*** Exercise material

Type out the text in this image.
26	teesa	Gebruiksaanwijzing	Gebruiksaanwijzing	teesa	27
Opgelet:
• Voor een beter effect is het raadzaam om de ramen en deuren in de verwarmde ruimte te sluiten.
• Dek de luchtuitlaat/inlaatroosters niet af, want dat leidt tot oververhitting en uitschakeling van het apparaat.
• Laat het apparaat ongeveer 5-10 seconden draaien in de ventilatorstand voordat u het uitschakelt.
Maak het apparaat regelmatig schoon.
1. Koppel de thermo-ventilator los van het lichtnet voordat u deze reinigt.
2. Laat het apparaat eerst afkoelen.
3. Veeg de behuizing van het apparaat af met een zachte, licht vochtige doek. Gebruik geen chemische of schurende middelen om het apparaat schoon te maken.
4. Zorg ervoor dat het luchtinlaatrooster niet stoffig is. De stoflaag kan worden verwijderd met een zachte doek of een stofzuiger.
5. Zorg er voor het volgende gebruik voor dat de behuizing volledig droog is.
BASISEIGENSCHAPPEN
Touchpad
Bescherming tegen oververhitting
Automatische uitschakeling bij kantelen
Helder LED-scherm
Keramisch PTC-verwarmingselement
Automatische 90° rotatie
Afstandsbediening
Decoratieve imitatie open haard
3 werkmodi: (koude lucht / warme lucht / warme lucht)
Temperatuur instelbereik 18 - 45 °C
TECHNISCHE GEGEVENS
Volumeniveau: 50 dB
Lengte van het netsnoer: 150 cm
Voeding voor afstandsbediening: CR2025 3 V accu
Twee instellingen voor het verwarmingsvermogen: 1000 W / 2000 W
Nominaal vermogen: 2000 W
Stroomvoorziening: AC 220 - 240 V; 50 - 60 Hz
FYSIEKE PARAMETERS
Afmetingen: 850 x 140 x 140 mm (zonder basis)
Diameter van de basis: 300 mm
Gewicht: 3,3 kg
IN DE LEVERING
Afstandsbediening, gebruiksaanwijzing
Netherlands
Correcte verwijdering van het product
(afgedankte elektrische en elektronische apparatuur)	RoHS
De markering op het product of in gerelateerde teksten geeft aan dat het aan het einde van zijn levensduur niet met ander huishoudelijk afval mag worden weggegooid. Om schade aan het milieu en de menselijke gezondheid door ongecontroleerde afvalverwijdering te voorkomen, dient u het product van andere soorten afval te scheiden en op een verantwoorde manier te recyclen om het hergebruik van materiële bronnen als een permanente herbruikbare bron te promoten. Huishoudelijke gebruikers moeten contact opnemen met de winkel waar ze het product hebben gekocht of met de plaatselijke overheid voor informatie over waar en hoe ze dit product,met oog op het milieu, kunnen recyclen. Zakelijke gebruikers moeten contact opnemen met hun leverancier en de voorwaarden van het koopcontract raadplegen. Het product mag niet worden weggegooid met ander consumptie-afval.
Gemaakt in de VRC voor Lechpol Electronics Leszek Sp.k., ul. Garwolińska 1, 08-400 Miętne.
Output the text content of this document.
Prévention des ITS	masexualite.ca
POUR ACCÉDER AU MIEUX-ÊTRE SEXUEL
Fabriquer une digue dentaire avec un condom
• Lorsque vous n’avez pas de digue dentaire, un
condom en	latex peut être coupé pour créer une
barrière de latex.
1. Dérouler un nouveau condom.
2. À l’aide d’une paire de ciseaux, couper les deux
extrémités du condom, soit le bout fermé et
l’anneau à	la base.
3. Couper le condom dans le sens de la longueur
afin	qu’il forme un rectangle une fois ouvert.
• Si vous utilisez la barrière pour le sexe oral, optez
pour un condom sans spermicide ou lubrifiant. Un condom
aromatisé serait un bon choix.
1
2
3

******

Give solely the number of lines in the data that contain the string "apparaat".

> **Exercise output**:
5